**Your goal**
Write out every entry word for word.

**Dataset content**

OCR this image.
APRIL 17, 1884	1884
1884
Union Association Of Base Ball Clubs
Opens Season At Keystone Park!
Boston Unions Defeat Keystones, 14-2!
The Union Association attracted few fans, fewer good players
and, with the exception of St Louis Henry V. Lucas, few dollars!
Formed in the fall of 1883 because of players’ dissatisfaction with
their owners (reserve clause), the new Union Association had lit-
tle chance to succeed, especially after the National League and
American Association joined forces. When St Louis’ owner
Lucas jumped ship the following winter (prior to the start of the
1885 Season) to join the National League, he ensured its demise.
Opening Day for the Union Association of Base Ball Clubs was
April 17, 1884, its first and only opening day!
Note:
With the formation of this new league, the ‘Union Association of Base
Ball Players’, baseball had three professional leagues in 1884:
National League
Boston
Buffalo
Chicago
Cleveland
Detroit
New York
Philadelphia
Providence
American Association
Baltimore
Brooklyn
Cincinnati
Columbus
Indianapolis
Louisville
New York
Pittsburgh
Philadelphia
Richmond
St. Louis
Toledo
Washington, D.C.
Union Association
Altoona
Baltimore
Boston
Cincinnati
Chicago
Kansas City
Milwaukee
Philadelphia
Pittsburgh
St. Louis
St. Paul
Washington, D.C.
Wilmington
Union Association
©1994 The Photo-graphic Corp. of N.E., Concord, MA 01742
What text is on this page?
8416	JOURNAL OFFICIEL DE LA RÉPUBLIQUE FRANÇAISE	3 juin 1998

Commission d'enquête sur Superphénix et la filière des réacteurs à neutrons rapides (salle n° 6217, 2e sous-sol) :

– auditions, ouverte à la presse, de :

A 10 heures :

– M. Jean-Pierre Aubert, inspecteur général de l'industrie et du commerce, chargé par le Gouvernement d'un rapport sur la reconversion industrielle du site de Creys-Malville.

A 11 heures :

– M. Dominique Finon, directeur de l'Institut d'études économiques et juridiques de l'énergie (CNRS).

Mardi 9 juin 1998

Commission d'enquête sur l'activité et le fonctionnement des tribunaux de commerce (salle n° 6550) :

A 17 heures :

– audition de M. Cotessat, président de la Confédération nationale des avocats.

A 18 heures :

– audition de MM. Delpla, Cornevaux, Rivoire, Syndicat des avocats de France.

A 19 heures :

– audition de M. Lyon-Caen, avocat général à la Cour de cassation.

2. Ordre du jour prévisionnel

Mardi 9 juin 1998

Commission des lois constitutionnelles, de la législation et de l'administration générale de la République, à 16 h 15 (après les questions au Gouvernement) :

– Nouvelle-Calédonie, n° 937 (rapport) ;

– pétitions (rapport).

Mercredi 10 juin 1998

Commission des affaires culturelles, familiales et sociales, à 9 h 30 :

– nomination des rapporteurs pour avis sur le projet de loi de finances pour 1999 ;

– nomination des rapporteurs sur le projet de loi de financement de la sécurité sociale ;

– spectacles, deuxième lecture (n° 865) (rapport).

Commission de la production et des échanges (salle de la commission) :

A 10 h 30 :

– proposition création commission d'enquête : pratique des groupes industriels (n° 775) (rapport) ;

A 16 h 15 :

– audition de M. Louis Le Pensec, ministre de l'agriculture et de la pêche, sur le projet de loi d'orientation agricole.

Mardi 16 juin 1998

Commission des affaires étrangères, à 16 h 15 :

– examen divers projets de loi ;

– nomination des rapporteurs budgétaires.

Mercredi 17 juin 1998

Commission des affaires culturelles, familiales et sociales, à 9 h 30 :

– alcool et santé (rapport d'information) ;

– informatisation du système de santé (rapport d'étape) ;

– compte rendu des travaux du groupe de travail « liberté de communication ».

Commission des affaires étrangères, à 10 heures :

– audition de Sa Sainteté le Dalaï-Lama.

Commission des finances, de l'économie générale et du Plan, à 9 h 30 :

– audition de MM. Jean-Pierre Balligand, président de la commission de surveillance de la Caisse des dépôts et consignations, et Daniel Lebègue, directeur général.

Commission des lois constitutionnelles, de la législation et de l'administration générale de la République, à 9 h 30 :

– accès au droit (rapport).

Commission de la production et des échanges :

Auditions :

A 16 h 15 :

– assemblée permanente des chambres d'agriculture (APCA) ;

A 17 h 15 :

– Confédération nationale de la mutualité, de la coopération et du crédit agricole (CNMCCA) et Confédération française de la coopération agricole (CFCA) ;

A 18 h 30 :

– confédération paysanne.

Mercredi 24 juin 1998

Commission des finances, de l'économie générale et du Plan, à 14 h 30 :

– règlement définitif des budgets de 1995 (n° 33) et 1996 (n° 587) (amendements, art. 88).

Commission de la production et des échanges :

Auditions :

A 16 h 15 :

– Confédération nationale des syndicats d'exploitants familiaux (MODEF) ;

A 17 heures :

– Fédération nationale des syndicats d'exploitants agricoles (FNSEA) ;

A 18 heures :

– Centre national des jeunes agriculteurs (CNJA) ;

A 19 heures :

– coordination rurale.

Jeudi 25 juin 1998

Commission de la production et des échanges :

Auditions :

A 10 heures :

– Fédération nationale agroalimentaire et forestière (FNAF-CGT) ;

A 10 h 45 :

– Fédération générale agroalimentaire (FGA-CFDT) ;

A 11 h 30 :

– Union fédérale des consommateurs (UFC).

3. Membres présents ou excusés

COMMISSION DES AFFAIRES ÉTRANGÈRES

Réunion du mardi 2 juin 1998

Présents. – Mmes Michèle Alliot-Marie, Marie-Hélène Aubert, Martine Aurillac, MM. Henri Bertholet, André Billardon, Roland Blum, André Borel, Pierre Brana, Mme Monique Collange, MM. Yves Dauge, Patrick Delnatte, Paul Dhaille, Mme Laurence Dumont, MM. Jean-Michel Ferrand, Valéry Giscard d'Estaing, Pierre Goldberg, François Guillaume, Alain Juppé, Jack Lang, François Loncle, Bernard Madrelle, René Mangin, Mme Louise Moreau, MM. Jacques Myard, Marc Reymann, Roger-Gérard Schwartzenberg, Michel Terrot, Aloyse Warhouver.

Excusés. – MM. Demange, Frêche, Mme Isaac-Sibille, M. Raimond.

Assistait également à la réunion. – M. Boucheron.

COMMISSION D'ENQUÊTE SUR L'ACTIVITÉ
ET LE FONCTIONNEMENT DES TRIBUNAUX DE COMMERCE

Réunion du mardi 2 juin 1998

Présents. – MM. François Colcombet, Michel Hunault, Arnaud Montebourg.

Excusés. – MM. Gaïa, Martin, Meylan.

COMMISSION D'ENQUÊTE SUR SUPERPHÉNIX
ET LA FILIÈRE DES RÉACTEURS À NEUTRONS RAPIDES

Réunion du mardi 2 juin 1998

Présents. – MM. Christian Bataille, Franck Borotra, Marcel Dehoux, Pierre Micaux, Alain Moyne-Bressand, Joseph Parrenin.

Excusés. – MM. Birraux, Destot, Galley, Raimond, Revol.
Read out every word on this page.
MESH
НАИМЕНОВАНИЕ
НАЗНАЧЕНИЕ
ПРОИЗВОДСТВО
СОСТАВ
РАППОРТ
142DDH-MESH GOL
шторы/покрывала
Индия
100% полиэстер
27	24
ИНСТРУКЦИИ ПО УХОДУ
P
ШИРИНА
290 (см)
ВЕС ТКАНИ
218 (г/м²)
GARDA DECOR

**Result of this task**
OCR this image.
APRIL 17, 1884	1884
1884
Union Association Of Base Ball Clubs
Opens Season At Keystone Park!
Boston Unions Defeat Keystones, 14-2!
The Union Association attracted few fans, fewer good players
and, with the exception of St Louis Henry V. Lucas, few dollars!
Formed in the fall of 1883 because of players’ dissatisfaction with
their owners (reserve clause), the new Union Association had lit-
tle chance to succeed, especially after the National League and
American Association joined forces. When St Louis’ owner
Lucas jumped ship the following winter (prior to the start of the
1885 Season) to join the National League, he ensured its demise.
Opening Day for the Union Association of Base Ball Clubs was
April 17, 1884, its first and only opening day!
Note:
With the formation of this new league, the ‘Union Association of Base
Ball Players’, baseball had three professional leagues in 1884:
National League
Boston
Buffalo
Chicago
Cleveland
Detroit
New York
Philadelphia
Providence
American Association
Baltimore
Brooklyn
Cincinnati
Columbus
Indianapolis
Louisville
New York
Pittsburgh
Philadelphia
Richmond
St. Louis
Toledo
Washington, D.C.
Union Association
Altoona
Baltimore
Boston
Cincinnati
Chicago
Kansas City
Milwaukee
Philadelphia
Pittsburgh
St. Louis
St. Paul
Washington, D.C.
Wilmington
Union Association
©1994 The Photo-graphic Corp. of N.E., Concord, MA 01742
What text is on this page?
8416	JOURNAL OFFICIEL DE LA RÉPUBLIQUE FRANÇAISE	3 juin 1998

Commission d'enquête sur Superphénix et la filière des réacteurs à neutrons rapides (salle n° 6217, 2e sous-sol) :

– auditions, ouverte à la presse, de :

A 10 heures :

– M. Jean-Pierre Aubert, inspecteur général de l'industrie et du commerce, chargé par le Gouvernement d'un rapport sur la reconversion industrielle du site de Creys-Malville.

A 11 heures :

– M. Dominique Finon, directeur de l'Institut d'études économiques et juridiques de l'énergie (CNRS).

Mardi 9 juin 1998

Commission d'enquête sur l'activité et le fonctionnement des tribunaux de commerce (salle n° 6550) :

A 17 heures :

– audition de M. Cotessat, président de la Confédération nationale des avocats.

A 18 heures :

– audition de MM. Delpla, Cornevaux, Rivoire, Syndicat des avocats de France.

A 19 heures :

– audition de M. Lyon-Caen, avocat général à la Cour de cassation.

2. Ordre du jour prévisionnel

Mardi 9 juin 1998

Commission des lois constitutionnelles, de la législation et de l'administration générale de la République, à 16 h 15 (après les questions au Gouvernement) :

– Nouvelle-Calédonie, n° 937 (rapport) ;

– pétitions (rapport).

Mercredi 10 juin 1998

Commission des affaires culturelles, familiales et sociales, à 9 h 30 :

– nomination des rapporteurs pour avis sur le projet de loi de finances pour 1999 ;

– nomination des rapporteurs sur le projet de loi de financement de la sécurité sociale ;

– spectacles, deuxième lecture (n° 865) (rapport).

Commission de la production et des échanges (salle de la commission) :

A 10 h 30 :

– proposition création commission d'enquête : pratique des groupes industriels (n° 775) (rapport) ;

A 16 h 15 :

– audition de M. Louis Le Pensec, ministre de l'agriculture et de la pêche, sur le projet de loi d'orientation agricole.

Mardi 16 juin 1998

Commission des affaires étrangères, à 16 h 15 :

– examen divers projets de loi ;

– nomination des rapporteurs budgétaires.

Mercredi 17 juin 1998

Commission des affaires culturelles, familiales et sociales, à 9 h 30 :

– alcool et santé (rapport d'information) ;

– informatisation du système de santé (rapport d'étape) ;

– compte rendu des travaux du groupe de travail « liberté de communication ».

Commission des affaires étrangères, à 10 heures :

– audition de Sa Sainteté le Dalaï-Lama.

Commission des finances, de l'économie générale et du Plan, à 9 h 30 :

– audition de MM. Jean-Pierre Balligand, président de la commission de surveillance de la Caisse des dépôts et consignations, et Daniel Lebègue, directeur général.

Commission des lois constitutionnelles, de la législation et de l'administration générale de la République, à 9 h 30 :

– accès au droit (rapport).

Commission de la production et des échanges :

Auditions :

A 16 h 15 :

– assemblée permanente des chambres d'agriculture (APCA) ;

A 17 h 15 :

– Confédération nationale de la mutualité, de la coopération et du crédit agricole (CNMCCA) et Confédération française de la coopération agricole (CFCA) ;

A 18 h 30 :

– confédération paysanne.

Mercredi 24 juin 1998

Commission des finances, de l'économie générale et du Plan, à 14 h 30 :

– règlement définitif des budgets de 1995 (n° 33) et 1996 (n° 587) (amendements, art. 88).

Commission de la production et des échanges :

Auditions :

A 16 h 15 :

– Confédération nationale des syndicats d'exploitants familiaux (MODEF) ;

A 17 heures :

– Fédération nationale des syndicats d'exploitants agricoles (FNSEA) ;

A 18 heures :

– Centre national des jeunes agriculteurs (CNJA) ;

A 19 heures :

– coordination rurale.

Jeudi 25 juin 1998

Commission de la production et des échanges :

Auditions :

A 10 heures :

– Fédération nationale agroalimentaire et forestière (FNAF-CGT) ;

A 10 h 45 :

– Fédération générale agroalimentaire (FGA-CFDT) ;

A 11 h 30 :

– Union fédérale des consommateurs (UFC).

3. Membres présents ou excusés

COMMISSION DES AFFAIRES ÉTRANGÈRES

Réunion du mardi 2 juin 1998

Présents. – Mmes Michèle Alliot-Marie, Marie-Hélène Aubert, Martine Aurillac, MM. Henri Bertholet, André Billardon, Roland Blum, André Borel, Pierre Brana, Mme Monique Collange, MM. Yves Dauge, Patrick Delnatte, Paul Dhaille, Mme Laurence Dumont, MM. Jean-Michel Ferrand, Valéry Giscard d'Estaing, Pierre Goldberg, François Guillaume, Alain Juppé, Jack Lang, François Loncle, Bernard Madrelle, René Mangin, Mme Louise Moreau, MM. Jacques Myard, Marc Reymann, Roger-Gérard Schwartzenberg, Michel Terrot, Aloyse Warhouver.

Excusés. – MM. Demange, Frêche, Mme Isaac-Sibille, M. Raimond.

Assistait également à la réunion. – M. Boucheron.

COMMISSION D'ENQUÊTE SUR L'ACTIVITÉ
ET LE FONCTIONNEMENT DES TRIBUNAUX DE COMMERCE

Réunion du mardi 2 juin 1998

Présents. – MM. François Colcombet, Michel Hunault, Arnaud Montebourg.

Excusés. – MM. Gaïa, Martin, Meylan.

COMMISSION D'ENQUÊTE SUR SUPERPHÉNIX
ET LA FILIÈRE DES RÉACTEURS À NEUTRONS RAPIDES

Réunion du mardi 2 juin 1998

Présents. – MM. Christian Bataille, Franck Borotra, Marcel Dehoux, Pierre Micaux, Alain Moyne-Bressand, Joseph Parrenin.

Excusés. – MM. Birraux, Destot, Galley, Raimond, Revol.
Read out every word on this page.
MESH
НАИМЕНОВАНИЕ
НАЗНАЧЕНИЕ
ПРОИЗВОДСТВО
СОСТАВ
РАППОРТ
142DDH-MESH GOL
шторы/покрывала
Индия
100% полиэстер
27	24
ИНСТРУКЦИИ ПО УХОДУ
P
ШИРИНА
290 (см)
ВЕС ТКАНИ
218 (г/м²)
GARDA DECOR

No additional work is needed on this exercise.